■ Work instructions
Extract every line that contains the string "signal".

■ Data to process
^^^^^^^^^^^^^^^^

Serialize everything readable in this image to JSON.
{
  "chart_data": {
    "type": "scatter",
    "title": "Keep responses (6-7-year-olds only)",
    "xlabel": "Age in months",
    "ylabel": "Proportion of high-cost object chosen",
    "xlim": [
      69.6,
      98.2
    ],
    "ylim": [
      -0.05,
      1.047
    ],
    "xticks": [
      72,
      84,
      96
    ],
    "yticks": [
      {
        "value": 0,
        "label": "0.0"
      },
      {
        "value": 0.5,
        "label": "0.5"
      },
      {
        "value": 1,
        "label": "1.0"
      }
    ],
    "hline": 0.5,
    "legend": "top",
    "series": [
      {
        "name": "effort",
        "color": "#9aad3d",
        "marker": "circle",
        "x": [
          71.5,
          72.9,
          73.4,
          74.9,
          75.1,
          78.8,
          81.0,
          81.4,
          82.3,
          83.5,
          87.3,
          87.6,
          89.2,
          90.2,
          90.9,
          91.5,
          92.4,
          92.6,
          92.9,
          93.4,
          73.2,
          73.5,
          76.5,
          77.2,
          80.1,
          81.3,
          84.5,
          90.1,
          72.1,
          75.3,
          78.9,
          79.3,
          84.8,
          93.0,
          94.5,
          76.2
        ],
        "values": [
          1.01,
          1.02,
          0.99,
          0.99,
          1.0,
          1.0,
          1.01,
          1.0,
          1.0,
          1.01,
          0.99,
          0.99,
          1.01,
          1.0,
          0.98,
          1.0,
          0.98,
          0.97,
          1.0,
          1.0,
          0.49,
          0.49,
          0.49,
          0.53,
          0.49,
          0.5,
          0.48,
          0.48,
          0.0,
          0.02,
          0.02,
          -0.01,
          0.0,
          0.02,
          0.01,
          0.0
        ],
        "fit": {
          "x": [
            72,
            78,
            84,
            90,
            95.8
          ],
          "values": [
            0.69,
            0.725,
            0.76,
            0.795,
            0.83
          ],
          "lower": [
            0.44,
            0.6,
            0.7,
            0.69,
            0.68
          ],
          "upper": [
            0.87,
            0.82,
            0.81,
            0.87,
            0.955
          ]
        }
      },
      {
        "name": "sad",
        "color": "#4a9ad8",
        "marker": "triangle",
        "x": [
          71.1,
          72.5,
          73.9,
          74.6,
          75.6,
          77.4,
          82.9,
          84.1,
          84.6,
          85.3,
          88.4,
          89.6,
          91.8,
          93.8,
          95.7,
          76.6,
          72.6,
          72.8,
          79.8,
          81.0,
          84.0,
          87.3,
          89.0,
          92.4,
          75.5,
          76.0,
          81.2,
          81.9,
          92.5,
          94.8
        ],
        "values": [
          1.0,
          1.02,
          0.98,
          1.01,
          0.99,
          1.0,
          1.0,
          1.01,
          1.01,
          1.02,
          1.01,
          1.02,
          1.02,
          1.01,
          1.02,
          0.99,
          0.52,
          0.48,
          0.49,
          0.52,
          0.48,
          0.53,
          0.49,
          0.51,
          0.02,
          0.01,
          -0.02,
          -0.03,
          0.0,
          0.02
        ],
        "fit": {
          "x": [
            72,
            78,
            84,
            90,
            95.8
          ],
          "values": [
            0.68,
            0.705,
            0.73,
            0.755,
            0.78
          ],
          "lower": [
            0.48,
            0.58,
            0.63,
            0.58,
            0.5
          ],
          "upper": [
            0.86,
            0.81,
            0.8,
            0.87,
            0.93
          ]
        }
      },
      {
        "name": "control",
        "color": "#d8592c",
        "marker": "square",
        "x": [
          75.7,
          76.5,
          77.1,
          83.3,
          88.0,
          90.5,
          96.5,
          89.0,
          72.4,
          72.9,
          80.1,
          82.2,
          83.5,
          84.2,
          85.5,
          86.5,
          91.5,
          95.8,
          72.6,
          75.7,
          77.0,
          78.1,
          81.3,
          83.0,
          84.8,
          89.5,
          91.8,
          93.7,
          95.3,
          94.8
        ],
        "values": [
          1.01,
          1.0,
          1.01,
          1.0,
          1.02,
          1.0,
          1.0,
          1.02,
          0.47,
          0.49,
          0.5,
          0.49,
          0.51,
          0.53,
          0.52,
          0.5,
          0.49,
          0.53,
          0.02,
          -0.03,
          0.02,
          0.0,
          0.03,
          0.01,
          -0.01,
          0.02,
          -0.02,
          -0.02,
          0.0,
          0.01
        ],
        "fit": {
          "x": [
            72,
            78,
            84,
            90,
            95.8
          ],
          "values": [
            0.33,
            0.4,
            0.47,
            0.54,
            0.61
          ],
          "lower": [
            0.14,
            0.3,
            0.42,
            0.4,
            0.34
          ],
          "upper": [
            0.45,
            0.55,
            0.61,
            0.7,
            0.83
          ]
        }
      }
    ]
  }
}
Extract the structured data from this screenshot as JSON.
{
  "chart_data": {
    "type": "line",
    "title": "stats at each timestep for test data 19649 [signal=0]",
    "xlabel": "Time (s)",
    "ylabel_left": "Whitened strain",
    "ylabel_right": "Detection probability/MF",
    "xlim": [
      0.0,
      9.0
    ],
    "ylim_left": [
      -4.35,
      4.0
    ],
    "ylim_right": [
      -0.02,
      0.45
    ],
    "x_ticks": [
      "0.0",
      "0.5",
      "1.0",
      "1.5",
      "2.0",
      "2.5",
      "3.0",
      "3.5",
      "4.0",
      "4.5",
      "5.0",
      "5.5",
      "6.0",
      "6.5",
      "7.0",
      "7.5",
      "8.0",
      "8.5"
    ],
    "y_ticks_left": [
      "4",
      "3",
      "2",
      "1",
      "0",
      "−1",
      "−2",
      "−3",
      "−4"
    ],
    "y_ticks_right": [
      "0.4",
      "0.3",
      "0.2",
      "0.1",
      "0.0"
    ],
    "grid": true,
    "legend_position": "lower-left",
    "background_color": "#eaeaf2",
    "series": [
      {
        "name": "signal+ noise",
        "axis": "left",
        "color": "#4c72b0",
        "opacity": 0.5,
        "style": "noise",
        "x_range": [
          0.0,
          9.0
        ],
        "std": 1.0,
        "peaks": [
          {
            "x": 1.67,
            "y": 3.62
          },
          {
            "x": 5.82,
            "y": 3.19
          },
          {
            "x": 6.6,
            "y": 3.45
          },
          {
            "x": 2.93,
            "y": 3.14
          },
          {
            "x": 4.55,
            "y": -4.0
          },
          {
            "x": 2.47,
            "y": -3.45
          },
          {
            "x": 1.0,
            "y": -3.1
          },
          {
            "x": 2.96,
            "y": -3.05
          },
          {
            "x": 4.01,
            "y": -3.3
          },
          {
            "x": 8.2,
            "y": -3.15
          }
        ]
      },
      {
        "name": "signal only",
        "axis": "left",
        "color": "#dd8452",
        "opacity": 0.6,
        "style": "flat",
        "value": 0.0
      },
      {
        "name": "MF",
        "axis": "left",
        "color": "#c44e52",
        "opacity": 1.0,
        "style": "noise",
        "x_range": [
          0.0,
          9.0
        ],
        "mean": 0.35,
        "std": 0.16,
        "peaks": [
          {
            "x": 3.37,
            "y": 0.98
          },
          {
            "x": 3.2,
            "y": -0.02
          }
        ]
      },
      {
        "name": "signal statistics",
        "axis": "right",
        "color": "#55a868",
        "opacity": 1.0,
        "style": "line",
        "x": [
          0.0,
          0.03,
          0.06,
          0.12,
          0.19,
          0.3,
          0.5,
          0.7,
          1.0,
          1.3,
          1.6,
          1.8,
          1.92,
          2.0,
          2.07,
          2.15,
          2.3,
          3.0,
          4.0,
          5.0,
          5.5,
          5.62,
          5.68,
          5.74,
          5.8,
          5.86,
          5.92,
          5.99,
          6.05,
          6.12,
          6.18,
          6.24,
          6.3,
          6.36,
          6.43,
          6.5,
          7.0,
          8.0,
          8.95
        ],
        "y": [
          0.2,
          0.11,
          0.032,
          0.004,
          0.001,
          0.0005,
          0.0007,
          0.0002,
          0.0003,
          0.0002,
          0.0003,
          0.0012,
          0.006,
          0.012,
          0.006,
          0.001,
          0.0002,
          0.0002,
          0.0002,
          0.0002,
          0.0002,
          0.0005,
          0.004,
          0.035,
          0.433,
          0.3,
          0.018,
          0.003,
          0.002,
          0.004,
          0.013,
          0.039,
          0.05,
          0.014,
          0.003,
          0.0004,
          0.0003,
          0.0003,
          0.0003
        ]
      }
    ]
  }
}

^^^^^^^^^^^^^^^^

■ Solution for this task
    "title": "stats at each timestep for test data 19649 [signal=0]",
        "name": "signal+ noise",
        "name": "signal only",
        "name": "signal statistics",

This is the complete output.